Locate and copy each line in the data that contains the word "name".

(Saved entries)
******

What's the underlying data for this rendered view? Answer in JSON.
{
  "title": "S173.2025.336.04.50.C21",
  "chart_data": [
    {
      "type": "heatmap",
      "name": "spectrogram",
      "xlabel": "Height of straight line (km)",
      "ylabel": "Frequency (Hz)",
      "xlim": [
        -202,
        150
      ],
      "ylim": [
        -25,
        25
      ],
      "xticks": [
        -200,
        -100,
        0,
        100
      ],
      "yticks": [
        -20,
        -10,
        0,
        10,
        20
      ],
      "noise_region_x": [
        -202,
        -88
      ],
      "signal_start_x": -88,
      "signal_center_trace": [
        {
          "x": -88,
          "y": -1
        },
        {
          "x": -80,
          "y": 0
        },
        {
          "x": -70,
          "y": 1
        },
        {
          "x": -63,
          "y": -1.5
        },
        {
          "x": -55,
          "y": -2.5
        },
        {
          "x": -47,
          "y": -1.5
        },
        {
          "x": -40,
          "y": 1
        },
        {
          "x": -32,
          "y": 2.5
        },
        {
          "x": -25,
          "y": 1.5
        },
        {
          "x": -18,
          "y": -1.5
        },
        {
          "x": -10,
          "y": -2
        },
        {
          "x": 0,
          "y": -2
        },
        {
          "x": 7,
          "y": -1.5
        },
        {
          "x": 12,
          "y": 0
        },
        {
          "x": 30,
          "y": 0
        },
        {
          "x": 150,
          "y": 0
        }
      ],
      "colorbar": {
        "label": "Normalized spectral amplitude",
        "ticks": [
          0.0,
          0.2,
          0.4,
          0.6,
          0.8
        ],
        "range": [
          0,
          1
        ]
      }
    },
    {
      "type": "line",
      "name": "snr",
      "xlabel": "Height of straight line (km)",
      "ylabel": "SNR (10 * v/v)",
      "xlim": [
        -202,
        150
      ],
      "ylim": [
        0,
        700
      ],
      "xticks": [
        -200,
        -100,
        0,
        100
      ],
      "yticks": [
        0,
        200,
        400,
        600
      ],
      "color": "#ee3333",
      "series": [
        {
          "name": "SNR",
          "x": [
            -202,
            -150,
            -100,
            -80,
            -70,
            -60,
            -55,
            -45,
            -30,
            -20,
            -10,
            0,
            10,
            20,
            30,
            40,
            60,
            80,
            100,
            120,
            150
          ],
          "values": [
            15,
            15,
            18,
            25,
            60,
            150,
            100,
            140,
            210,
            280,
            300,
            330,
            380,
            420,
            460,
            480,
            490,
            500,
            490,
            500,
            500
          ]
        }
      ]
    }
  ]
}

******

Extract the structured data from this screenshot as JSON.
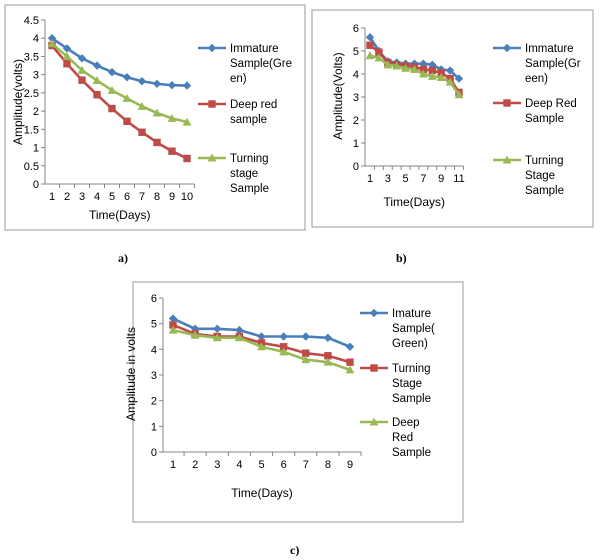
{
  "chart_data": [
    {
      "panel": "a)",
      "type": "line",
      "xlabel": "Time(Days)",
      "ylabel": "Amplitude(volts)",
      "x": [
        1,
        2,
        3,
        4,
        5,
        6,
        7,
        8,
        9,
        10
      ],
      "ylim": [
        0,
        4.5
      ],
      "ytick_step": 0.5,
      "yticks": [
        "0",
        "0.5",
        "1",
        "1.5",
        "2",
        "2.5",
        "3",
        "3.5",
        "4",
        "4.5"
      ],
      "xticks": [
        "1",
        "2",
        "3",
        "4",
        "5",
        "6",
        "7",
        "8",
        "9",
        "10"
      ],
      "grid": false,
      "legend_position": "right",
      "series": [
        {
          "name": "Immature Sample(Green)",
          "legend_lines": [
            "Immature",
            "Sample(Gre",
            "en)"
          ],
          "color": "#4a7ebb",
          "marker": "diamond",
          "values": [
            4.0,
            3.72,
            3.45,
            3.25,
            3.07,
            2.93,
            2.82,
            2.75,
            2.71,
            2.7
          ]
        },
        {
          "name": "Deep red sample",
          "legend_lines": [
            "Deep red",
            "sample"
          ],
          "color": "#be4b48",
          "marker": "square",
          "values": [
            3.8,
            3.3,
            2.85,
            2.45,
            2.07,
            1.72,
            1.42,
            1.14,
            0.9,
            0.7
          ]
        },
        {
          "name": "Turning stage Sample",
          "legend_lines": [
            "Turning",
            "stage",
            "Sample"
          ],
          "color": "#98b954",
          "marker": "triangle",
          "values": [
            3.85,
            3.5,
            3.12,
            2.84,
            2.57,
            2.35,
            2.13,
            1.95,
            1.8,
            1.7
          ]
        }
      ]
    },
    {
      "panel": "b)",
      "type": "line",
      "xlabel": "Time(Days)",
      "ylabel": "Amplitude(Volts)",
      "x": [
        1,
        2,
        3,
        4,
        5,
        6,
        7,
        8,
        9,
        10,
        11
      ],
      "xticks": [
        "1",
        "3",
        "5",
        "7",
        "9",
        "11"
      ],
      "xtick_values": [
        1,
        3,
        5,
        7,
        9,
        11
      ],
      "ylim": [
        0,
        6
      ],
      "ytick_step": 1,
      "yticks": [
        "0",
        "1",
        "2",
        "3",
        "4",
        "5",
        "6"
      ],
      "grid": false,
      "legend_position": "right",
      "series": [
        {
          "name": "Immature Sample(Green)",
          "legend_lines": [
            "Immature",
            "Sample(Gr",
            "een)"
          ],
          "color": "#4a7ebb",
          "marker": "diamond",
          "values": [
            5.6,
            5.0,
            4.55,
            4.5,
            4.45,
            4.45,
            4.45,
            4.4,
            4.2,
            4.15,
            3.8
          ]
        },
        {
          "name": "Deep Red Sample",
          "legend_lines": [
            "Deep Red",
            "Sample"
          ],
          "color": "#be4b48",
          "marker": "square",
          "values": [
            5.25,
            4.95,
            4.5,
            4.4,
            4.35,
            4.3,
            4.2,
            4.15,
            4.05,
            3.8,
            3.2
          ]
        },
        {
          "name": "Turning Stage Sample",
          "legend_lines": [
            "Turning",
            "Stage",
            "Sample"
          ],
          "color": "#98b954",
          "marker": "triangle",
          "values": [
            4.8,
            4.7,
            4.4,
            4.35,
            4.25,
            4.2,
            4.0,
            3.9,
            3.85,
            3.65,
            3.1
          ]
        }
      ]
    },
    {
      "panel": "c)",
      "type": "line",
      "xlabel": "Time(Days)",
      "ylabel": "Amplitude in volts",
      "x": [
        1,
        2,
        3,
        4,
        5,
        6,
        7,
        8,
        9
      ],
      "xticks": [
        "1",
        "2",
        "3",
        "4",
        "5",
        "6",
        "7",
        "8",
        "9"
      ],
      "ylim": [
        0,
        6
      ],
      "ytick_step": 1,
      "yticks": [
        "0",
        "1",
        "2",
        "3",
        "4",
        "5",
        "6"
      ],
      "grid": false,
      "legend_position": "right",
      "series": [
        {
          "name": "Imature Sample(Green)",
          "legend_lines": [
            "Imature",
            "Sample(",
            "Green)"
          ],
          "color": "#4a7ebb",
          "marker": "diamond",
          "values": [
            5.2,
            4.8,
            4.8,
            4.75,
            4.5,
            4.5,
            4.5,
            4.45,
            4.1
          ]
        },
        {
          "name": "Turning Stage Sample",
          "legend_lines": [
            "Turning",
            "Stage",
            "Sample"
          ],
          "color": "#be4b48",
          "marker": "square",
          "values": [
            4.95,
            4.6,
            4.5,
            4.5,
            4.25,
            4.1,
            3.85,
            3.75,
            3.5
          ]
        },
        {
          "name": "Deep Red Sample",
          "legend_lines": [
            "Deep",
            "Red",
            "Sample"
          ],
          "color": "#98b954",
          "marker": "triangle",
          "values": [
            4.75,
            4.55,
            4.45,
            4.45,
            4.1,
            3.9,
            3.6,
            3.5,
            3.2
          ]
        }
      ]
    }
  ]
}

******

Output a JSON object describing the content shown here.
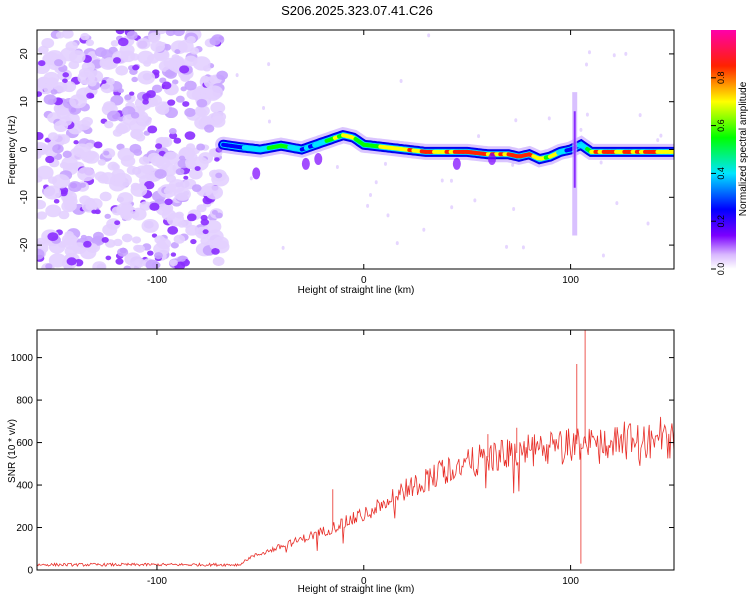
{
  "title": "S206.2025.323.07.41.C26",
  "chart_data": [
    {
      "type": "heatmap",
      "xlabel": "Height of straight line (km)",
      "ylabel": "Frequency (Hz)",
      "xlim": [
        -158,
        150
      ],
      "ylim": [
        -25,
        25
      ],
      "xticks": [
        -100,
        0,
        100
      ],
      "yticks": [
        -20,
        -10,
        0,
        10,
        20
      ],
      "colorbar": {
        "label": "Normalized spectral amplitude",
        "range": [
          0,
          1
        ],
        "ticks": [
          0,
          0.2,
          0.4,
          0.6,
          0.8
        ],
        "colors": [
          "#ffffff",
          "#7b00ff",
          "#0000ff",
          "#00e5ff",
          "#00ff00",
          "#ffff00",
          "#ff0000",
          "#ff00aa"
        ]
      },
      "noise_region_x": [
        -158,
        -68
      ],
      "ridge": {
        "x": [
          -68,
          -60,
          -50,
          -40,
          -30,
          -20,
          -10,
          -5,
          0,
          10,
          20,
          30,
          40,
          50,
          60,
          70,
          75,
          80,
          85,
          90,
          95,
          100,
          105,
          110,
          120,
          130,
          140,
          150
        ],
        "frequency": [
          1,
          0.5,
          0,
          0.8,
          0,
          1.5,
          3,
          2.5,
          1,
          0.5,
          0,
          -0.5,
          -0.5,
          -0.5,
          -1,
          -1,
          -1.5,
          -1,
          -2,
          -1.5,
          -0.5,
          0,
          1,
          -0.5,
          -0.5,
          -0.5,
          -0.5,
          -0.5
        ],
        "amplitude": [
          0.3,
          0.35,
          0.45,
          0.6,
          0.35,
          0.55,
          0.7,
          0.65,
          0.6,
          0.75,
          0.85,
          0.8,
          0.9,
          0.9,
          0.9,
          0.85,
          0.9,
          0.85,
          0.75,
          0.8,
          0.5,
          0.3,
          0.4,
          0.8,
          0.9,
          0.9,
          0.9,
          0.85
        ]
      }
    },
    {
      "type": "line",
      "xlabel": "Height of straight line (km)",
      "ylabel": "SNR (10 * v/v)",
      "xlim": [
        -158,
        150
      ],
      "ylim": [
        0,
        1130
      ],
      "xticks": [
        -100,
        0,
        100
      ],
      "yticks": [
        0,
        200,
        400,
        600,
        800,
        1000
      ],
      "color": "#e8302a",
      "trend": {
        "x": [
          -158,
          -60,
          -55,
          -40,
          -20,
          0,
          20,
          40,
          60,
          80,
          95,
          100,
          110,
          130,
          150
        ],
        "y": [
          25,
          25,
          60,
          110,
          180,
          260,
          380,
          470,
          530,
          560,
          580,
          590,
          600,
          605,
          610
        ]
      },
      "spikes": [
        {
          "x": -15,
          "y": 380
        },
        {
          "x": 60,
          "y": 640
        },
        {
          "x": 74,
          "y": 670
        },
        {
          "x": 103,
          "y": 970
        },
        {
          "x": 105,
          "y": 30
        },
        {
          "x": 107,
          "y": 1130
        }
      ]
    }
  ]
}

******

- Output for this task:
      "name": "spectrogram",
      "name": "snr",
          "name": "SNR",
          "name": "Immature Sample(Green)",
          "name": "Deep red sample",
          "name": "Turning stage Sample",
          "name": "Immature Sample(Green)",
          "name": "Deep Red Sample",
          "name": "Turning Stage Sample",
          "name": "Imature Sample(Green)",
          "name": "Turning Stage Sample",
          "name": "Deep Red Sample",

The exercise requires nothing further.